**Stated goal**
Copy every entry word for word. Skip the pictures.

Figure data in JSON:
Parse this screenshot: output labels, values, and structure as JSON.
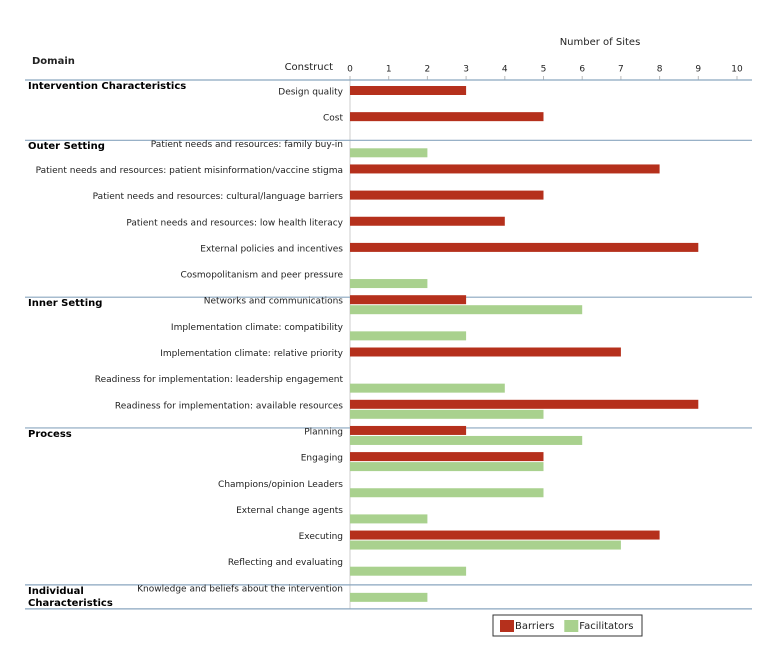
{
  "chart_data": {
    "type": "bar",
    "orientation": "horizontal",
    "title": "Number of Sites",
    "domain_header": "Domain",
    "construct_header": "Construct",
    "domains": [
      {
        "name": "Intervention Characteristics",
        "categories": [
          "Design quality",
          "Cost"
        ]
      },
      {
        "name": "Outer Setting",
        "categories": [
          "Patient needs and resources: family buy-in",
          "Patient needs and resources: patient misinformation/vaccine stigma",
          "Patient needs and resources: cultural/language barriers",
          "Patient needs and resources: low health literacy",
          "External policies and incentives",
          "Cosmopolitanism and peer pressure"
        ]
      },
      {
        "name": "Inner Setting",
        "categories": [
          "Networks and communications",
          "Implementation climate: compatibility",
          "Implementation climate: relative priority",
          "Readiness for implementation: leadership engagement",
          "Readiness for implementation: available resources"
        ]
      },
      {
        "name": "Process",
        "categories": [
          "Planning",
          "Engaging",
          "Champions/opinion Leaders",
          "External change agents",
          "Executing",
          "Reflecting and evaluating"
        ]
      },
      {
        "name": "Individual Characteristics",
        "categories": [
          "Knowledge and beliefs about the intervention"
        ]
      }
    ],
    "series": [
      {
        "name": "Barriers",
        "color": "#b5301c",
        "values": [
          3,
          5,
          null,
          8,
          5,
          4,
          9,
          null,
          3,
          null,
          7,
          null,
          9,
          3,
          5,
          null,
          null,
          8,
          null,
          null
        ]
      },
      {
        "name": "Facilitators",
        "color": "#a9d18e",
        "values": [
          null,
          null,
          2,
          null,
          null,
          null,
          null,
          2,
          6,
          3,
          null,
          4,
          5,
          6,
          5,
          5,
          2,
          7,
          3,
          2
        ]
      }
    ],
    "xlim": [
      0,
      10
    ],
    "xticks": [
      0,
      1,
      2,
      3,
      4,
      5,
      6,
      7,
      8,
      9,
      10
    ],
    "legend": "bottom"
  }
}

**Output for this task**
Parse this screenshot: output labels, values, and structure as JSON.
{
  "chart_data": {
    "type": "bar",
    "orientation": "horizontal",
    "title": "Number of Sites",
    "domain_header": "Domain",
    "construct_header": "Construct",
    "domains": [
      {
        "name": "Intervention Characteristics",
        "categories": [
          "Design quality",
          "Cost"
        ]
      },
      {
        "name": "Outer Setting",
        "categories": [
          "Patient needs and resources: family buy-in",
          "Patient needs and resources: patient misinformation/vaccine stigma",
          "Patient needs and resources: cultural/language barriers",
          "Patient needs and resources: low health literacy",
          "External policies and incentives",
          "Cosmopolitanism and peer pressure"
        ]
      },
      {
        "name": "Inner Setting",
        "categories": [
          "Networks and communications",
          "Implementation climate: compatibility",
          "Implementation climate: relative priority",
          "Readiness for implementation: leadership engagement",
          "Readiness for implementation: available resources"
        ]
      },
      {
        "name": "Process",
        "categories": [
          "Planning",
          "Engaging",
          "Champions/opinion Leaders",
          "External change agents",
          "Executing",
          "Reflecting and evaluating"
        ]
      },
      {
        "name": "Individual Characteristics",
        "categories": [
          "Knowledge and beliefs about the intervention"
        ]
      }
    ],
    "series": [
      {
        "name": "Barriers",
        "color": "#b5301c",
        "values": [
          3,
          5,
          null,
          8,
          5,
          4,
          9,
          null,
          3,
          null,
          7,
          null,
          9,
          3,
          5,
          null,
          null,
          8,
          null,
          null
        ]
      },
      {
        "name": "Facilitators",
        "color": "#a9d18e",
        "values": [
          null,
          null,
          2,
          null,
          null,
          null,
          null,
          2,
          6,
          3,
          null,
          4,
          5,
          6,
          5,
          5,
          2,
          7,
          3,
          2
        ]
      }
    ],
    "xlim": [
      0,
      10
    ],
    "xticks": [
      0,
      1,
      2,
      3,
      4,
      5,
      6,
      7,
      8,
      9,
      10
    ],
    "legend": "bottom"
  }
}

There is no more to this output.